┌─ Supplied material
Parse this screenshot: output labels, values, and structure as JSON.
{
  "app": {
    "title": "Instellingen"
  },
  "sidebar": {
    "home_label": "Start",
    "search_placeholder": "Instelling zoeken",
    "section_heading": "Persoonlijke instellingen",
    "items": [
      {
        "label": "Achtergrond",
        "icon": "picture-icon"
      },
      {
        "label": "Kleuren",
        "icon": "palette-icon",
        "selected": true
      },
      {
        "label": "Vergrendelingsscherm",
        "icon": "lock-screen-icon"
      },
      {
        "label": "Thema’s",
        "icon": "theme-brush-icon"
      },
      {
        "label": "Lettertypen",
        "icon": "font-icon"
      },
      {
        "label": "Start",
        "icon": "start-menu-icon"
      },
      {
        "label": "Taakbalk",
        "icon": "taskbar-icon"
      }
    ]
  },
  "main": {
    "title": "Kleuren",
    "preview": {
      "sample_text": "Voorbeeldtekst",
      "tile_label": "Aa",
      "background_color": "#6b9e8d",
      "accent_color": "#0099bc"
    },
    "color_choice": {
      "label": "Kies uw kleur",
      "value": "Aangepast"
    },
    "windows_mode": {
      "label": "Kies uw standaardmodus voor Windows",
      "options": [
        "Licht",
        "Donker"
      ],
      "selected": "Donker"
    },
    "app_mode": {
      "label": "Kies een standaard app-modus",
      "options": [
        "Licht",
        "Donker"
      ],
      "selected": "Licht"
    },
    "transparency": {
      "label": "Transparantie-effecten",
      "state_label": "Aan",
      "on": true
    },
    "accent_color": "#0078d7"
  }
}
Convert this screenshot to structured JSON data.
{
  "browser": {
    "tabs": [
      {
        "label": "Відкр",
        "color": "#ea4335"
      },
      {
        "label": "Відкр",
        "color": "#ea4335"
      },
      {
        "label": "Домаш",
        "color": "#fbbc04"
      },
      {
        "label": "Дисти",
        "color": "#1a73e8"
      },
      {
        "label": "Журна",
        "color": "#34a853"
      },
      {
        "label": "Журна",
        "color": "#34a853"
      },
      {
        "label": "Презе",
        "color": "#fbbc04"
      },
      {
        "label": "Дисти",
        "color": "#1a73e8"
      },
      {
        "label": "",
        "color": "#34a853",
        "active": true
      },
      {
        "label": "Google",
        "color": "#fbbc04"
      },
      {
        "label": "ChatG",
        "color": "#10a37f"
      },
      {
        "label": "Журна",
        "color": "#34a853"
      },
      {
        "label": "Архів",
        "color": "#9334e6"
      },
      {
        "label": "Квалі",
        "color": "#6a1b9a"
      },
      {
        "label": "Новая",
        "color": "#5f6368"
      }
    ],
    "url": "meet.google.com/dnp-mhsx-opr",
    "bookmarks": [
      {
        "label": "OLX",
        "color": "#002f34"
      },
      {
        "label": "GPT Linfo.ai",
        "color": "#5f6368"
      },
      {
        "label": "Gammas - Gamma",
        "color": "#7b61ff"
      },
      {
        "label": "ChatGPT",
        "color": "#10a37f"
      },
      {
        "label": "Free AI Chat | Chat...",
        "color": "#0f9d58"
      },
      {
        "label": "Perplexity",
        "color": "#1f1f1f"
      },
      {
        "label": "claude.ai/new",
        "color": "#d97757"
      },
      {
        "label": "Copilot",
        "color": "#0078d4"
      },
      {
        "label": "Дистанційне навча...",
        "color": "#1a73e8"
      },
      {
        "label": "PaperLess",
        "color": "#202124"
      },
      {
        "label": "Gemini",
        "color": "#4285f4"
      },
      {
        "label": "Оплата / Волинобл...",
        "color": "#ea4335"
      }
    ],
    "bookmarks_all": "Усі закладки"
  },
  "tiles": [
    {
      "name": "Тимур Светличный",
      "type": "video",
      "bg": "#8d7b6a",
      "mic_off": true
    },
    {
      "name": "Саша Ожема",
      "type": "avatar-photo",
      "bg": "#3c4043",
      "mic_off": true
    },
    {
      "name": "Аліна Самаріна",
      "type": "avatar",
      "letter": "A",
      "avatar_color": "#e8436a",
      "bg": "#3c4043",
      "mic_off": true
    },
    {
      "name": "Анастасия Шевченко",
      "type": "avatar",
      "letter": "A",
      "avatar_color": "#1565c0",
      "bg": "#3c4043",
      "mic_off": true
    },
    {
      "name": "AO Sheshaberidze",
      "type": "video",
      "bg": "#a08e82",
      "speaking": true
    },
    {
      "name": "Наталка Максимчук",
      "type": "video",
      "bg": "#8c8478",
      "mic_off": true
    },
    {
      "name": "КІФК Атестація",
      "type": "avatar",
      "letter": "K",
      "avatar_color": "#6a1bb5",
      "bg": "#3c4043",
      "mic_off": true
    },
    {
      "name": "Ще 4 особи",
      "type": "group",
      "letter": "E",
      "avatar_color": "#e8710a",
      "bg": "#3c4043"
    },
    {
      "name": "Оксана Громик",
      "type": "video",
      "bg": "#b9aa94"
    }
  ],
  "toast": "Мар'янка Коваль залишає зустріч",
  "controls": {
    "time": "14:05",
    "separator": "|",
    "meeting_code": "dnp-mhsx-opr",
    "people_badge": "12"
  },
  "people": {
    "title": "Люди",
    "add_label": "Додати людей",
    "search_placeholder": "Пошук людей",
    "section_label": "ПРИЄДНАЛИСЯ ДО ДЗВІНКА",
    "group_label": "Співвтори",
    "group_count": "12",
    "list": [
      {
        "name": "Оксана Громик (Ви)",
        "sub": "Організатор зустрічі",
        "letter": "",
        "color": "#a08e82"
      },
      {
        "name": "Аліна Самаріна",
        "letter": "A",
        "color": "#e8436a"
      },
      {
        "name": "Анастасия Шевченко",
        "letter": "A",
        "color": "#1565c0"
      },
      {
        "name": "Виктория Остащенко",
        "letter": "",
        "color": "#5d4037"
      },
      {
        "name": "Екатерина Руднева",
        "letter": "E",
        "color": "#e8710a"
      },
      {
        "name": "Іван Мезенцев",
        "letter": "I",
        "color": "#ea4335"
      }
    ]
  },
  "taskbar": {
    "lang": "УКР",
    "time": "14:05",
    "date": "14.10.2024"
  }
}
└─
What the task requires = Give back each line above precisely as it stands.

Worked solution =
Parse this screenshot: output labels, values, and structure as JSON.
{
  "app": {
    "title": "Instellingen"
  },
  "sidebar": {
    "home_label": "Start",
    "search_placeholder": "Instelling zoeken",
    "section_heading": "Persoonlijke instellingen",
    "items": [
      {
        "label": "Achtergrond",
        "icon": "picture-icon"
      },
      {
        "label": "Kleuren",
        "icon": "palette-icon",
        "selected": true
      },
      {
        "label": "Vergrendelingsscherm",
        "icon": "lock-screen-icon"
      },
      {
        "label": "Thema’s",
        "icon": "theme-brush-icon"
      },
      {
        "label": "Lettertypen",
        "icon": "font-icon"
      },
      {
        "label": "Start",
        "icon": "start-menu-icon"
      },
      {
        "label": "Taakbalk",
        "icon": "taskbar-icon"
      }
    ]
  },
  "main": {
    "title": "Kleuren",
    "preview": {
      "sample_text": "Voorbeeldtekst",
      "tile_label": "Aa",
      "background_color": "#6b9e8d",
      "accent_color": "#0099bc"
    },
    "color_choice": {
      "label": "Kies uw kleur",
      "value": "Aangepast"
    },
    "windows_mode": {
      "label": "Kies uw standaardmodus voor Windows",
      "options": [
        "Licht",
        "Donker"
      ],
      "selected": "Donker"
    },
    "app_mode": {
      "label": "Kies een standaard app-modus",
      "options": [
        "Licht",
        "Donker"
      ],
      "selected": "Licht"
    },
    "transparency": {
      "label": "Transparantie-effecten",
      "state_label": "Aan",
      "on": true
    },
    "accent_color": "#0078d7"
  }
}
Convert this screenshot to structured JSON data.
{
  "browser": {
    "tabs": [
      {
        "label": "Відкр",
        "color": "#ea4335"
      },
      {
        "label": "Відкр",
        "color": "#ea4335"
      },
      {
        "label": "Домаш",
        "color": "#fbbc04"
      },
      {
        "label": "Дисти",
        "color": "#1a73e8"
      },
      {
        "label": "Журна",
        "color": "#34a853"
      },
      {
        "label": "Журна",
        "color": "#34a853"
      },
      {
        "label": "Презе",
        "color": "#fbbc04"
      },
      {
        "label": "Дисти",
        "color": "#1a73e8"
      },
      {
        "label": "",
        "color": "#34a853",
        "active": true
      },
      {
        "label": "Google",
        "color": "#fbbc04"
      },
      {
        "label": "ChatG",
        "color": "#10a37f"
      },
      {
        "label": "Журна",
        "color": "#34a853"
      },
      {
        "label": "Архів",
        "color": "#9334e6"
      },
      {
        "label": "Квалі",
        "color": "#6a1b9a"
      },
      {
        "label": "Новая",
        "color": "#5f6368"
      }
    ],
    "url": "meet.google.com/dnp-mhsx-opr",
    "bookmarks": [
      {
        "label": "OLX",
        "color": "#002f34"
      },
      {
        "label": "GPT Linfo.ai",
        "color": "#5f6368"
      },
      {
        "label": "Gammas - Gamma",
        "color": "#7b61ff"
      },
      {
        "label": "ChatGPT",
        "color": "#10a37f"
      },
      {
        "label": "Free AI Chat | Chat...",
        "color": "#0f9d58"
      },
      {
        "label": "Perplexity",
        "color": "#1f1f1f"
      },
      {
        "label": "claude.ai/new",
        "color": "#d97757"
      },
      {
        "label": "Copilot",
        "color": "#0078d4"
      },
      {
        "label": "Дистанційне навча...",
        "color": "#1a73e8"
      },
      {
        "label": "PaperLess",
        "color": "#202124"
      },
      {
        "label": "Gemini",
        "color": "#4285f4"
      },
      {
        "label": "Оплата / Волинобл...",
        "color": "#ea4335"
      }
    ],
    "bookmarks_all": "Усі закладки"
  },
  "tiles": [
    {
      "name": "Тимур Светличный",
      "type": "video",
      "bg": "#8d7b6a",
      "mic_off": true
    },
    {
      "name": "Саша Ожема",
      "type": "avatar-photo",
      "bg": "#3c4043",
      "mic_off": true
    },
    {
      "name": "Аліна Самаріна",
      "type": "avatar",
      "letter": "A",
      "avatar_color": "#e8436a",
      "bg": "#3c4043",
      "mic_off": true
    },
    {
      "name": "Анастасия Шевченко",
      "type": "avatar",
      "letter": "A",
      "avatar_color": "#1565c0",
      "bg": "#3c4043",
      "mic_off": true
    },
    {
      "name": "AO Sheshaberidze",
      "type": "video",
      "bg": "#a08e82",
      "speaking": true
    },
    {
      "name": "Наталка Максимчук",
      "type": "video",
      "bg": "#8c8478",
      "mic_off": true
    },
    {
      "name": "КІФК Атестація",
      "type": "avatar",
      "letter": "K",
      "avatar_color": "#6a1bb5",
      "bg": "#3c4043",
      "mic_off": true
    },
    {
      "name": "Ще 4 особи",
      "type": "group",
      "letter": "E",
      "avatar_color": "#e8710a",
      "bg": "#3c4043"
    },
    {
      "name": "Оксана Громик",
      "type": "video",
      "bg": "#b9aa94"
    }
  ],
  "toast": "Мар'янка Коваль залишає зустріч",
  "controls": {
    "time": "14:05",
    "separator": "|",
    "meeting_code": "dnp-mhsx-opr",
    "people_badge": "12"
  },
  "people": {
    "title": "Люди",
    "add_label": "Додати людей",
    "search_placeholder": "Пошук людей",
    "section_label": "ПРИЄДНАЛИСЯ ДО ДЗВІНКА",
    "group_label": "Співвтори",
    "group_count": "12",
    "list": [
      {
        "name": "Оксана Громик (Ви)",
        "sub": "Організатор зустрічі",
        "letter": "",
        "color": "#a08e82"
      },
      {
        "name": "Аліна Самаріна",
        "letter": "A",
        "color": "#e8436a"
      },
      {
        "name": "Анастасия Шевченко",
        "letter": "A",
        "color": "#1565c0"
      },
      {
        "name": "Виктория Остащенко",
        "letter": "",
        "color": "#5d4037"
      },
      {
        "name": "Екатерина Руднева",
        "letter": "E",
        "color": "#e8710a"
      },
      {
        "name": "Іван Мезенцев",
        "letter": "I",
        "color": "#ea4335"
      }
    ]
  },
  "taskbar": {
    "lang": "УКР",
    "time": "14:05",
    "date": "14.10.2024"
  }
}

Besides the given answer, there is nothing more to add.